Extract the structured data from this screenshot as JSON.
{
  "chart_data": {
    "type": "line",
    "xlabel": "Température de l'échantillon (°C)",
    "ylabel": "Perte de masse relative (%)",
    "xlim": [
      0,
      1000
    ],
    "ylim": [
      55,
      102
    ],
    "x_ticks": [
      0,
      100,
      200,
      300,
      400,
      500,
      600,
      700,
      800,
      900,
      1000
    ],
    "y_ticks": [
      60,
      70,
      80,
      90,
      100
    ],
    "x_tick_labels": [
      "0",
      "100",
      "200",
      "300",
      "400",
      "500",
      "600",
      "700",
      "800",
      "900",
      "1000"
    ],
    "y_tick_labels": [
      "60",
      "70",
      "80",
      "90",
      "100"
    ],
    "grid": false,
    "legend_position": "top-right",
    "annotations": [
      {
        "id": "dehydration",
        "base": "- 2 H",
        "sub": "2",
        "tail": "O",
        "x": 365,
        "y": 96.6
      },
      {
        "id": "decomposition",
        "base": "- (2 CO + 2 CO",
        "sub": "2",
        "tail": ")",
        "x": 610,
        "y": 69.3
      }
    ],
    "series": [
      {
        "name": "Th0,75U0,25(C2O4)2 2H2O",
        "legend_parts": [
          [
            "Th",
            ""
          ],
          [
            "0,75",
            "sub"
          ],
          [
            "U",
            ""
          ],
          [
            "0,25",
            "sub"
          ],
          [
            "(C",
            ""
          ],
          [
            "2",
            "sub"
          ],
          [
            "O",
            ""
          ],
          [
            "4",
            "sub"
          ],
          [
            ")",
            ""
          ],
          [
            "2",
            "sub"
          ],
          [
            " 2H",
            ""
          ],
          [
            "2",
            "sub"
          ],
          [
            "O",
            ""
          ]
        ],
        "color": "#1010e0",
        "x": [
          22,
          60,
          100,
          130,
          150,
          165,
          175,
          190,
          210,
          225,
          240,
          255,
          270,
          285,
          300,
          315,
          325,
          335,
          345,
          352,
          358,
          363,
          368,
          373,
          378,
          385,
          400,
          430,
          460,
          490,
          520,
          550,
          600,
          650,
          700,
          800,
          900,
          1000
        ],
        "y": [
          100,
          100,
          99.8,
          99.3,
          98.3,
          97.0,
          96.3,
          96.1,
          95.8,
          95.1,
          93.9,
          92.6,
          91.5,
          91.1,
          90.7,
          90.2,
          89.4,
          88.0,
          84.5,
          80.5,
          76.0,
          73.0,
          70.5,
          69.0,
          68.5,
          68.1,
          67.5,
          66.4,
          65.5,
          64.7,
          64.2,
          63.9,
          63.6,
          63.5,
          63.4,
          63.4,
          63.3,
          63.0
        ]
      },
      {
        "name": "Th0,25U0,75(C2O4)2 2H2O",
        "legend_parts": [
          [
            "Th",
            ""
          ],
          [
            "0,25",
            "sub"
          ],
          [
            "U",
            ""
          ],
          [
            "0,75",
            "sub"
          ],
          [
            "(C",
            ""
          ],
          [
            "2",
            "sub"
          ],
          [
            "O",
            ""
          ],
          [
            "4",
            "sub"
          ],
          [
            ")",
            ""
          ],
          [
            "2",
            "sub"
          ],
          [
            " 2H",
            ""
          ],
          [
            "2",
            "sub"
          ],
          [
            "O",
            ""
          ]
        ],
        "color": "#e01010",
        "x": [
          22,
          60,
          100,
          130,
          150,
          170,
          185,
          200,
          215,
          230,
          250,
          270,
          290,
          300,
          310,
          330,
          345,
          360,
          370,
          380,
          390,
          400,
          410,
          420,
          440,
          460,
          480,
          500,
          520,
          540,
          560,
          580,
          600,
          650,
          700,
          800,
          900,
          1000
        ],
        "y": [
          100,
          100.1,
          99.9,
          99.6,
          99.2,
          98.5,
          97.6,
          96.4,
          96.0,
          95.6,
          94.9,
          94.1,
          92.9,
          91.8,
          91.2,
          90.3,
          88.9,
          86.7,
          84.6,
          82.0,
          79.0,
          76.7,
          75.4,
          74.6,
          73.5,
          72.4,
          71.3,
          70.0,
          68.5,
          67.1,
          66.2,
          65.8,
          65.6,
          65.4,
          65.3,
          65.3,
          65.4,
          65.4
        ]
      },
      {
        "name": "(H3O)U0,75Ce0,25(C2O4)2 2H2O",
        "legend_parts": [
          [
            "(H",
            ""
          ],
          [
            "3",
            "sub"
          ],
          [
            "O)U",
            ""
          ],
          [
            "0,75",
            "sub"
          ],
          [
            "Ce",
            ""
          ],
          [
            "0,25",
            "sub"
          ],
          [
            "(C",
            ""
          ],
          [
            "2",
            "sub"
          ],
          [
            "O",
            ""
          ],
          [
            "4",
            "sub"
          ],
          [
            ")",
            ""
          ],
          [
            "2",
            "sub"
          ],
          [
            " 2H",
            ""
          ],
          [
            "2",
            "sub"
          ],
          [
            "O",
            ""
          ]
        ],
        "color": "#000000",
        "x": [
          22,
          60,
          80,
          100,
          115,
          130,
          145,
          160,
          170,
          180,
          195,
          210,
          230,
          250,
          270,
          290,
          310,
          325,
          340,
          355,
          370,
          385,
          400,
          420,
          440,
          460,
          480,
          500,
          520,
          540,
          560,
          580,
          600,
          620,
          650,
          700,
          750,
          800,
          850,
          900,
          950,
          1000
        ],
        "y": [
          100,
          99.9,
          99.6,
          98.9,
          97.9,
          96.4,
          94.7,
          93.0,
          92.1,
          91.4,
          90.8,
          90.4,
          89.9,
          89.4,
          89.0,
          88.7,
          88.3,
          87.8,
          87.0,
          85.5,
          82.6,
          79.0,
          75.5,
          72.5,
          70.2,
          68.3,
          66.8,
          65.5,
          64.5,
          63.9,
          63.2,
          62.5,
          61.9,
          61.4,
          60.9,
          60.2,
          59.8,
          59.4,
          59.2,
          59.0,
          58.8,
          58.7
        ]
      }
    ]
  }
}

== == ==

● Work required
Using the data above, reproduce every line exactly.

● Correct output
Extract the structured data from this screenshot as JSON.
{
  "chart_data": {
    "type": "line",
    "xlabel": "Température de l'échantillon (°C)",
    "ylabel": "Perte de masse relative (%)",
    "xlim": [
      0,
      1000
    ],
    "ylim": [
      55,
      102
    ],
    "x_ticks": [
      0,
      100,
      200,
      300,
      400,
      500,
      600,
      700,
      800,
      900,
      1000
    ],
    "y_ticks": [
      60,
      70,
      80,
      90,
      100
    ],
    "x_tick_labels": [
      "0",
      "100",
      "200",
      "300",
      "400",
      "500",
      "600",
      "700",
      "800",
      "900",
      "1000"
    ],
    "y_tick_labels": [
      "60",
      "70",
      "80",
      "90",
      "100"
    ],
    "grid": false,
    "legend_position": "top-right",
    "annotations": [
      {
        "id": "dehydration",
        "base": "- 2 H",
        "sub": "2",
        "tail": "O",
        "x": 365,
        "y": 96.6
      },
      {
        "id": "decomposition",
        "base": "- (2 CO + 2 CO",
        "sub": "2",
        "tail": ")",
        "x": 610,
        "y": 69.3
      }
    ],
    "series": [
      {
        "name": "Th0,75U0,25(C2O4)2 2H2O",
        "legend_parts": [
          [
            "Th",
            ""
          ],
          [
            "0,75",
            "sub"
          ],
          [
            "U",
            ""
          ],
          [
            "0,25",
            "sub"
          ],
          [
            "(C",
            ""
          ],
          [
            "2",
            "sub"
          ],
          [
            "O",
            ""
          ],
          [
            "4",
            "sub"
          ],
          [
            ")",
            ""
          ],
          [
            "2",
            "sub"
          ],
          [
            " 2H",
            ""
          ],
          [
            "2",
            "sub"
          ],
          [
            "O",
            ""
          ]
        ],
        "color": "#1010e0",
        "x": [
          22,
          60,
          100,
          130,
          150,
          165,
          175,
          190,
          210,
          225,
          240,
          255,
          270,
          285,
          300,
          315,
          325,
          335,
          345,
          352,
          358,
          363,
          368,
          373,
          378,
          385,
          400,
          430,
          460,
          490,
          520,
          550,
          600,
          650,
          700,
          800,
          900,
          1000
        ],
        "y": [
          100,
          100,
          99.8,
          99.3,
          98.3,
          97.0,
          96.3,
          96.1,
          95.8,
          95.1,
          93.9,
          92.6,
          91.5,
          91.1,
          90.7,
          90.2,
          89.4,
          88.0,
          84.5,
          80.5,
          76.0,
          73.0,
          70.5,
          69.0,
          68.5,
          68.1,
          67.5,
          66.4,
          65.5,
          64.7,
          64.2,
          63.9,
          63.6,
          63.5,
          63.4,
          63.4,
          63.3,
          63.0
        ]
      },
      {
        "name": "Th0,25U0,75(C2O4)2 2H2O",
        "legend_parts": [
          [
            "Th",
            ""
          ],
          [
            "0,25",
            "sub"
          ],
          [
            "U",
            ""
          ],
          [
            "0,75",
            "sub"
          ],
          [
            "(C",
            ""
          ],
          [
            "2",
            "sub"
          ],
          [
            "O",
            ""
          ],
          [
            "4",
            "sub"
          ],
          [
            ")",
            ""
          ],
          [
            "2",
            "sub"
          ],
          [
            " 2H",
            ""
          ],
          [
            "2",
            "sub"
          ],
          [
            "O",
            ""
          ]
        ],
        "color": "#e01010",
        "x": [
          22,
          60,
          100,
          130,
          150,
          170,
          185,
          200,
          215,
          230,
          250,
          270,
          290,
          300,
          310,
          330,
          345,
          360,
          370,
          380,
          390,
          400,
          410,
          420,
          440,
          460,
          480,
          500,
          520,
          540,
          560,
          580,
          600,
          650,
          700,
          800,
          900,
          1000
        ],
        "y": [
          100,
          100.1,
          99.9,
          99.6,
          99.2,
          98.5,
          97.6,
          96.4,
          96.0,
          95.6,
          94.9,
          94.1,
          92.9,
          91.8,
          91.2,
          90.3,
          88.9,
          86.7,
          84.6,
          82.0,
          79.0,
          76.7,
          75.4,
          74.6,
          73.5,
          72.4,
          71.3,
          70.0,
          68.5,
          67.1,
          66.2,
          65.8,
          65.6,
          65.4,
          65.3,
          65.3,
          65.4,
          65.4
        ]
      },
      {
        "name": "(H3O)U0,75Ce0,25(C2O4)2 2H2O",
        "legend_parts": [
          [
            "(H",
            ""
          ],
          [
            "3",
            "sub"
          ],
          [
            "O)U",
            ""
          ],
          [
            "0,75",
            "sub"
          ],
          [
            "Ce",
            ""
          ],
          [
            "0,25",
            "sub"
          ],
          [
            "(C",
            ""
          ],
          [
            "2",
            "sub"
          ],
          [
            "O",
            ""
          ],
          [
            "4",
            "sub"
          ],
          [
            ")",
            ""
          ],
          [
            "2",
            "sub"
          ],
          [
            " 2H",
            ""
          ],
          [
            "2",
            "sub"
          ],
          [
            "O",
            ""
          ]
        ],
        "color": "#000000",
        "x": [
          22,
          60,
          80,
          100,
          115,
          130,
          145,
          160,
          170,
          180,
          195,
          210,
          230,
          250,
          270,
          290,
          310,
          325,
          340,
          355,
          370,
          385,
          400,
          420,
          440,
          460,
          480,
          500,
          520,
          540,
          560,
          580,
          600,
          620,
          650,
          700,
          750,
          800,
          850,
          900,
          950,
          1000
        ],
        "y": [
          100,
          99.9,
          99.6,
          98.9,
          97.9,
          96.4,
          94.7,
          93.0,
          92.1,
          91.4,
          90.8,
          90.4,
          89.9,
          89.4,
          89.0,
          88.7,
          88.3,
          87.8,
          87.0,
          85.5,
          82.6,
          79.0,
          75.5,
          72.5,
          70.2,
          68.3,
          66.8,
          65.5,
          64.5,
          63.9,
          63.2,
          62.5,
          61.9,
          61.4,
          60.9,
          60.2,
          59.8,
          59.4,
          59.2,
          59.0,
          58.8,
          58.7
        ]
      }
    ]
  }
}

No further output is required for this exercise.